• Assigned task:
Search the material for "Tregs" and show all lines that contain it.

--*--

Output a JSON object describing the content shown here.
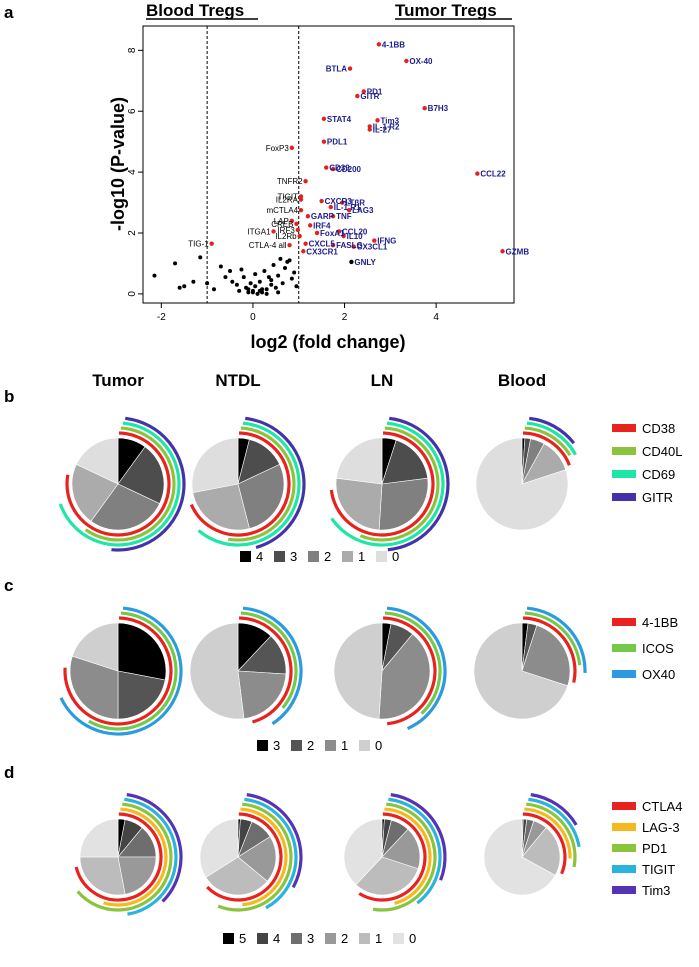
{
  "panel_labels": {
    "a": "a",
    "b": "b",
    "c": "c",
    "d": "d"
  },
  "column_headers": [
    "Tumor",
    "NTDL",
    "LN",
    "Blood"
  ],
  "chart_data": [
    {
      "type": "scatter",
      "panel": "a",
      "header_left": "Blood Tregs",
      "header_right": "Tumor Tregs",
      "xlabel": "log2 (fold change)",
      "ylabel": "-log10 (P-value)",
      "xlim": [
        -2.4,
        5.7
      ],
      "ylim": [
        -0.3,
        8.8
      ],
      "xticks": [
        "-2",
        "0",
        "2",
        "4"
      ],
      "xtick_values": [
        -2,
        0,
        2,
        4
      ],
      "yticks": [
        "0",
        "2",
        "4",
        "6",
        "8"
      ],
      "ytick_values": [
        0,
        2,
        4,
        6,
        8
      ],
      "threshold_lines": [
        -1,
        1
      ],
      "labeled_points": [
        {
          "label": "4-1BB",
          "x": 2.75,
          "y": 8.2,
          "sig": true
        },
        {
          "label": "OX-40",
          "x": 3.35,
          "y": 7.65,
          "sig": true
        },
        {
          "label": "BTLA",
          "x": 2.12,
          "y": 7.4,
          "sig": true
        },
        {
          "label": "PD1",
          "x": 2.42,
          "y": 6.65,
          "sig": true
        },
        {
          "label": "GITR",
          "x": 2.28,
          "y": 6.5,
          "sig": true
        },
        {
          "label": "B7H3",
          "x": 3.75,
          "y": 6.1,
          "sig": true
        },
        {
          "label": "STAT4",
          "x": 1.55,
          "y": 5.75,
          "sig": true
        },
        {
          "label": "Tim3",
          "x": 2.72,
          "y": 5.7,
          "sig": true
        },
        {
          "label": "IL-1 R2",
          "x": 2.55,
          "y": 5.5,
          "sig": true
        },
        {
          "label": "IL-27",
          "x": 2.55,
          "y": 5.4,
          "sig": true
        },
        {
          "label": "FoxP3",
          "x": 0.85,
          "y": 4.8,
          "sig": true
        },
        {
          "label": "PDL1",
          "x": 1.55,
          "y": 5.0,
          "sig": true
        },
        {
          "label": "CD39",
          "x": 1.6,
          "y": 4.15,
          "sig": true
        },
        {
          "label": "CD200",
          "x": 1.75,
          "y": 4.1,
          "sig": true
        },
        {
          "label": "CCL22",
          "x": 4.9,
          "y": 3.95,
          "sig": true
        },
        {
          "label": "TNFR2",
          "x": 1.15,
          "y": 3.7,
          "sig": true
        },
        {
          "label": "TIGIT",
          "x": 1.05,
          "y": 3.2,
          "sig": true
        },
        {
          "label": "CXCR3",
          "x": 1.5,
          "y": 3.05,
          "sig": true
        },
        {
          "label": "LTβR",
          "x": 1.95,
          "y": 3.0,
          "sig": true
        },
        {
          "label": "IL2RA",
          "x": 1.05,
          "y": 3.1,
          "sig": true
        },
        {
          "label": "IL-1 R1",
          "x": 1.7,
          "y": 2.85,
          "sig": true
        },
        {
          "label": "mCTLA4",
          "x": 1.05,
          "y": 2.75,
          "sig": true
        },
        {
          "label": "LAG3",
          "x": 2.1,
          "y": 2.75,
          "sig": true
        },
        {
          "label": "GARP",
          "x": 1.2,
          "y": 2.55,
          "sig": true
        },
        {
          "label": "TNF",
          "x": 1.75,
          "y": 2.55,
          "sig": true
        },
        {
          "label": "LAP",
          "x": 0.85,
          "y": 2.4,
          "sig": true
        },
        {
          "label": "CREB",
          "x": 0.95,
          "y": 2.3,
          "sig": true
        },
        {
          "label": "IRF4",
          "x": 1.25,
          "y": 2.25,
          "sig": true
        },
        {
          "label": "IRF3",
          "x": 0.98,
          "y": 2.1,
          "sig": true
        },
        {
          "label": "ITGA1",
          "x": 0.45,
          "y": 2.05,
          "sig": true
        },
        {
          "label": "FoxA1",
          "x": 1.4,
          "y": 2.0,
          "sig": true
        },
        {
          "label": "CCL20",
          "x": 1.88,
          "y": 2.05,
          "sig": true
        },
        {
          "label": "IL2Rb",
          "x": 1.02,
          "y": 1.9,
          "sig": true
        },
        {
          "label": "IL10",
          "x": 1.98,
          "y": 1.9,
          "sig": true
        },
        {
          "label": "IFNG",
          "x": 2.65,
          "y": 1.75,
          "sig": true
        },
        {
          "label": "TIG-1",
          "x": -0.9,
          "y": 1.65,
          "sig": true
        },
        {
          "label": "CTLA-4 all",
          "x": 0.8,
          "y": 1.6,
          "sig": true
        },
        {
          "label": "CXCL5",
          "x": 1.15,
          "y": 1.65,
          "sig": true
        },
        {
          "label": "FASLG",
          "x": 1.75,
          "y": 1.6,
          "sig": true
        },
        {
          "label": "CX3CL1",
          "x": 2.2,
          "y": 1.55,
          "sig": true
        },
        {
          "label": "CX3CR1",
          "x": 1.1,
          "y": 1.4,
          "sig": true
        },
        {
          "label": "GNLY",
          "x": 2.15,
          "y": 1.05,
          "sig": false
        },
        {
          "label": "GZMB",
          "x": 5.45,
          "y": 1.4,
          "sig": true
        }
      ],
      "unlabeled_points": [
        [
          -2.15,
          0.6
        ],
        [
          -1.7,
          1.0
        ],
        [
          -1.6,
          0.2
        ],
        [
          -1.5,
          0.25
        ],
        [
          -1.3,
          0.4
        ],
        [
          -1.15,
          1.2
        ],
        [
          -1.0,
          0.35
        ],
        [
          -0.85,
          0.15
        ],
        [
          -0.7,
          0.9
        ],
        [
          -0.6,
          0.55
        ],
        [
          -0.5,
          0.75
        ],
        [
          -0.45,
          0.4
        ],
        [
          -0.35,
          0.3
        ],
        [
          -0.3,
          0.1
        ],
        [
          -0.2,
          0.55
        ],
        [
          -0.15,
          0.2
        ],
        [
          -0.1,
          0.05
        ],
        [
          0.0,
          0.1
        ],
        [
          0.05,
          0.25
        ],
        [
          0.1,
          0.0
        ],
        [
          0.15,
          0.4
        ],
        [
          0.2,
          0.05
        ],
        [
          0.25,
          0.75
        ],
        [
          0.3,
          0.15
        ],
        [
          0.35,
          0.55
        ],
        [
          0.4,
          0.3
        ],
        [
          0.45,
          0.95
        ],
        [
          0.5,
          0.2
        ],
        [
          0.55,
          0.6
        ],
        [
          0.6,
          1.15
        ],
        [
          0.65,
          0.35
        ],
        [
          0.7,
          0.85
        ],
        [
          0.75,
          1.05
        ],
        [
          0.8,
          1.1
        ],
        [
          0.85,
          0.5
        ],
        [
          0.9,
          0.7
        ],
        [
          0.95,
          0.25
        ],
        [
          0.05,
          0.65
        ],
        [
          -0.05,
          0.35
        ],
        [
          0.3,
          0.0
        ],
        [
          0.2,
          0.15
        ],
        [
          -0.25,
          0.8
        ],
        [
          0.55,
          0.05
        ],
        [
          0.0,
          0.05
        ],
        [
          0.15,
          0.1
        ],
        [
          -0.1,
          0.15
        ],
        [
          0.4,
          0.45
        ]
      ]
    },
    {
      "type": "pie",
      "panel": "b",
      "pies": [
        {
          "name": "Tumor",
          "values": [
            10,
            22,
            28,
            22,
            18
          ]
        },
        {
          "name": "NTDL",
          "values": [
            4,
            14,
            28,
            26,
            28
          ]
        },
        {
          "name": "LN",
          "values": [
            5,
            18,
            28,
            26,
            23
          ]
        },
        {
          "name": "Blood",
          "values": [
            1,
            2,
            5,
            12,
            80
          ]
        }
      ],
      "legend_scale": [
        "4",
        "3",
        "2",
        "1",
        "0"
      ],
      "legend_markers": [
        {
          "label": "CD38",
          "color": "#e8231f"
        },
        {
          "label": "CD40L",
          "color": "#8ac43f"
        },
        {
          "label": "CD69",
          "color": "#1de6a8"
        },
        {
          "label": "GITR",
          "color": "#4433a8"
        }
      ]
    },
    {
      "type": "pie",
      "panel": "c",
      "pies": [
        {
          "name": "Tumor",
          "values": [
            28,
            22,
            30,
            20
          ]
        },
        {
          "name": "NTDL",
          "values": [
            12,
            14,
            22,
            52
          ]
        },
        {
          "name": "LN",
          "values": [
            3,
            8,
            40,
            49
          ]
        },
        {
          "name": "Blood",
          "values": [
            2,
            3,
            25,
            70
          ]
        }
      ],
      "legend_scale": [
        "3",
        "2",
        "1",
        "0"
      ],
      "legend_markers": [
        {
          "label": "4-1BB",
          "color": "#e8231f"
        },
        {
          "label": "ICOS",
          "color": "#73c94a"
        },
        {
          "label": "OX40",
          "color": "#2a9bde"
        }
      ]
    },
    {
      "type": "pie",
      "panel": "d",
      "pies": [
        {
          "name": "Tumor",
          "values": [
            3,
            8,
            14,
            22,
            28,
            25
          ]
        },
        {
          "name": "NTDL",
          "values": [
            1,
            5,
            10,
            20,
            30,
            34
          ]
        },
        {
          "name": "LN",
          "values": [
            1,
            3,
            8,
            18,
            32,
            38
          ]
        },
        {
          "name": "Blood",
          "values": [
            0.5,
            1.5,
            3,
            6,
            22,
            67
          ]
        }
      ],
      "legend_scale": [
        "5",
        "4",
        "3",
        "2",
        "1",
        "0"
      ],
      "legend_markers": [
        {
          "label": "CTLA4",
          "color": "#e8231f"
        },
        {
          "label": "LAG-3",
          "color": "#f5b91e"
        },
        {
          "label": "PD1",
          "color": "#8ac43f"
        },
        {
          "label": "TIGIT",
          "color": "#2ab3df"
        },
        {
          "label": "Tim3",
          "color": "#5533b5"
        }
      ]
    }
  ]
}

--*--

• Written solution:
      "header_left": "Blood Tregs",
      "header_right": "Tumor Tregs",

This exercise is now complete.